▸ Выбранный отрывок
────

Такая «недоромантическая» линия в фильме кому-то может показаться лишней, надуманной, разговоры Уилла и Оливии больше напоминают внутренние монологи. Эти странные отношения свидетельство отстраненности героев, они усиливают ощущение «отсутствия» людей здесь и сейчас, их выбитость из ритма и схем нормальности, их неуместность, непонимание того, где они, что делают и, главное, зачем.
Но еще более остро ощущается отчуждение людей не только друг от друга, но и от самих себя, невозможность ни вернуться к себе, ни найти себя заново. Монтгомери в начале фильма сидит в кабинете врача, из его глаз текут слезы, не настоящие, это капли, которые доктор прописывает ему для лечения синдрома сухого глаза. Это не его слезы. Слова, которые он произносит, сообщая весть о смерти солдата, не его слова, они написаны в специальной книжке-инструкции. Девушка, с которой он занимается любовью, не его девушка, она собирается выходить замуж за другого. Его называют «героем, настоящим солдатом», но он чувствует, что человек, о котором говорят, не он.
То же можно сказать и о Тони Стоуне, человеке с бугристым черепом и грубой иронией настоящего армейца, который в начале фильма кажется довольно однозначным персонажем, служащим, казалось бы, лишь фоном в истории Уилла. Но постепенно мы узнаем, что на настоящей войне он, по сути, и не был, что в прошлом — проблемы с алкоголем, что «принадлежит армии и так и должно быть», что на самом деле больше всего хотел, чтобы его застрелили в бою. Боясь очутиться в собственной пустоте, он прячется в армии, как в надежном укрытии. Работая вместе, Уилл и Тони — два потерявшихся человека — со временем начинают как бы заново прокладывать путь во внешний мир и одновременно в глубь самих себя. Рассказывают друг другу о жизни, едут на рыбалку, потом на праздник в честь помолвки бывшей девушки Уилла, где напиваются, орут, а потом, как дети, играют в войнушку на автостоянке, снова как в виртуальной игре. Уилл рассказывает Тони о смерти, которую увидел и ощутил на войне. О людях, разорванных на куски. О том, как его назвали героем. Рассказывает так, словно это случилось не с ним, не в этом мире, не в этом времени. То, что было после, — не возвращение назад, не изобретение нового мира, не новое рождение. Это умирание, прожитое много раз, которому суждено длиться. Но вместе с тем это как пробуждение в незнакомой местности, где человек сначала вынужден двигаться на ощупь, а потом вновь начинает понимать, что такое зрение, слух, обоняние. Учиться видеть других людей, похожих на него, понимать, что они умеют говорить и не только и что сам он тоже способен что-то делать, что он называется «живым».
Все эти слова могут показаться пафосом, отчасти это справедливо, потому что мало кто владеет языком, на котором можно по-настоящему говорить о войне. Но то, о чем сегодня говорит жизнь, выразить можно. Война выплеснулась из формы героического эпоса, утратили смысл словосочетания «благородное дело», «дать отпор врагу», «отстаивать честь», «борьба за справедливость». Само понятие «враг» рассыпалось, почти растворилось, поглотило само себя. Война стала неким символом, игрой, политической придурью, странной, если не сказать идиотической, необходимостью. Кино о войне — сегодня по большей части истории о «человеке без свойств», ниоткуда, борющемся за ничто на ничьей земле, человеке с другой планеты, которому некуда возвращаться и которого нигде не ждут. Оттуда нельзя вернуться. В «Повелителе бури» война — наркотик, порабощающий человека. Война в «Вестнике» — какая-то марсианская пыль, которая облепляет его изнутри, высушивает и выбрасывает на другую, сине-зеленую планету, где не хочется жить, но где бессмысленно красиво встает солнце.

────

▸ Записи данных
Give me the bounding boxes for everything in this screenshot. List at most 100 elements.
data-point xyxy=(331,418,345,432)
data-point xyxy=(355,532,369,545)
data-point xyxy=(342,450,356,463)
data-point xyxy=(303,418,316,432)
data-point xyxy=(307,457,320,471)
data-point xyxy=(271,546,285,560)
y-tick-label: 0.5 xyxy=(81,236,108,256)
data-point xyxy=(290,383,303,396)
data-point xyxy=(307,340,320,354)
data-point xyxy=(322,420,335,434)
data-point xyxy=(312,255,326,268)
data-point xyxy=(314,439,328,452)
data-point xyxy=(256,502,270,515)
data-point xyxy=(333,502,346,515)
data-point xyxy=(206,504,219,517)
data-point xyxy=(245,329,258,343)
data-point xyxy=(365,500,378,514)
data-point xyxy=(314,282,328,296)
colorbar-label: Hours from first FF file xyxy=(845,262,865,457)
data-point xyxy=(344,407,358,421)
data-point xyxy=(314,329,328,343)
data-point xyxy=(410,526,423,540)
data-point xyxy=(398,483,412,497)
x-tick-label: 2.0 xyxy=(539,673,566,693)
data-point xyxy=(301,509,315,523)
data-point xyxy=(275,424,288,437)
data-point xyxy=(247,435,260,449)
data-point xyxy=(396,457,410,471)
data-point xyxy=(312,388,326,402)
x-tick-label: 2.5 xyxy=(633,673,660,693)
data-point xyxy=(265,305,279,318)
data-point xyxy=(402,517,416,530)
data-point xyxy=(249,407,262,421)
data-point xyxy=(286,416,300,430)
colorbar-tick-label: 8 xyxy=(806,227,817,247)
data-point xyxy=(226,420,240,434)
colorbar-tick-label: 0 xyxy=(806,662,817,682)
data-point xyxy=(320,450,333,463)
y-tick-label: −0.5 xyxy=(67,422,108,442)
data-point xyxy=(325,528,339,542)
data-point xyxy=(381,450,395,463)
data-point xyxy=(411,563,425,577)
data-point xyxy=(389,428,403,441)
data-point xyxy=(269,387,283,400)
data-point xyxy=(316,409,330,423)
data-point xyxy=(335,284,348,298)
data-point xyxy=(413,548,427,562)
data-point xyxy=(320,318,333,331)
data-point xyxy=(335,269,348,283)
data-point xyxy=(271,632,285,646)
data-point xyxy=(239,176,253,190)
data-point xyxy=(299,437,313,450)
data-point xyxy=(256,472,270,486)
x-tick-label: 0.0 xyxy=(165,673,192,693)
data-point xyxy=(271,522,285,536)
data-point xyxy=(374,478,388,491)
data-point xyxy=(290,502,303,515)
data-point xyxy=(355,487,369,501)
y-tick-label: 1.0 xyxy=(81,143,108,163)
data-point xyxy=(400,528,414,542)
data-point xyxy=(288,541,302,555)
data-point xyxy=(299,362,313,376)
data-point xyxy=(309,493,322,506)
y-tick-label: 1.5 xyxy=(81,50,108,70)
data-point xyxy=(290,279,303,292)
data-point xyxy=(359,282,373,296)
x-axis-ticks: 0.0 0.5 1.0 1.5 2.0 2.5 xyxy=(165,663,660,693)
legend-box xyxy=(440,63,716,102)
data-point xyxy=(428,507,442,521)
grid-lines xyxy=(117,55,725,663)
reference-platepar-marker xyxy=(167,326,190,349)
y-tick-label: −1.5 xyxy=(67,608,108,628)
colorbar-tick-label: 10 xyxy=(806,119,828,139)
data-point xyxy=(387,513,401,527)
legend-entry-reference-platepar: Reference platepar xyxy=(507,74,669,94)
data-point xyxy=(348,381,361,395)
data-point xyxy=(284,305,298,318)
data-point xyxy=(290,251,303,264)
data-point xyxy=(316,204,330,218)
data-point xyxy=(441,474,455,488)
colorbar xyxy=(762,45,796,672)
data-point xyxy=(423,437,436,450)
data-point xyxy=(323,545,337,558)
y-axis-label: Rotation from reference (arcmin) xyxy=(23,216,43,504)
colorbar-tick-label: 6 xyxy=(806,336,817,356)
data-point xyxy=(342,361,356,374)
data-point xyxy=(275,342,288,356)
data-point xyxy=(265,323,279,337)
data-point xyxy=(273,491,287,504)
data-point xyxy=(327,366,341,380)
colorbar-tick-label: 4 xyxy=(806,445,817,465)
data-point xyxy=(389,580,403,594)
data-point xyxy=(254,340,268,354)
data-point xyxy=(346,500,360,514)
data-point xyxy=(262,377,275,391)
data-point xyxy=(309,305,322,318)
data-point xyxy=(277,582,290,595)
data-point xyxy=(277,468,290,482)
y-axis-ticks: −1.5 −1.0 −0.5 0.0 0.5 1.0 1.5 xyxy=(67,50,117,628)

────

▸ Набор заданий
a: Ответьте на вопросы по отрывку о фильме:
(i) Что на самом деле течет из глаз Монтгомери в кабинете врача?
(ii) Чего, как постепенно узнает зритель, больше всего хотел Тони Стоун?
(iii) Чем названа война в «Повелителе бури»?
b: Перепишите дословно часть отрывка о фильме, начиная со слов «Но еще более» и продолжая вплоть до слов «говорят, не он.» включительно.

▸ Ответы к заданиям
a:
(i) Это не настоящие слезы, а капли, которые доктор прописывает ему для лечения синдрома сухого глаза.
(ii) Больше всего он хотел, чтобы его застрелили в бою.
(iii) Война в «Повелителе бури» названа наркотиком, порабощающим человека.

b:
Но еще более остро ощущается отчуждение людей не только друг от друга, но и от самих себя, невозможность ни вернуться к себе, ни найти себя заново. Монтгомери в начале фильма сидит в кабинете врача, из его глаз текут слезы, не настоящие, это капли, которые доктор прописывает ему для лечения синдрома сухого глаза. Это не его слезы. Слова, которые он произносит, сообщая весть о смерти солдата, не его слова, они написаны в специальной книжке-инструкции. Девушка, с которой он занимается любовью, не его девушка, она собирается выходить замуж за другого. Его называют «героем, настоящим солдатом», но он чувствует, что человек, о котором говорят, не он.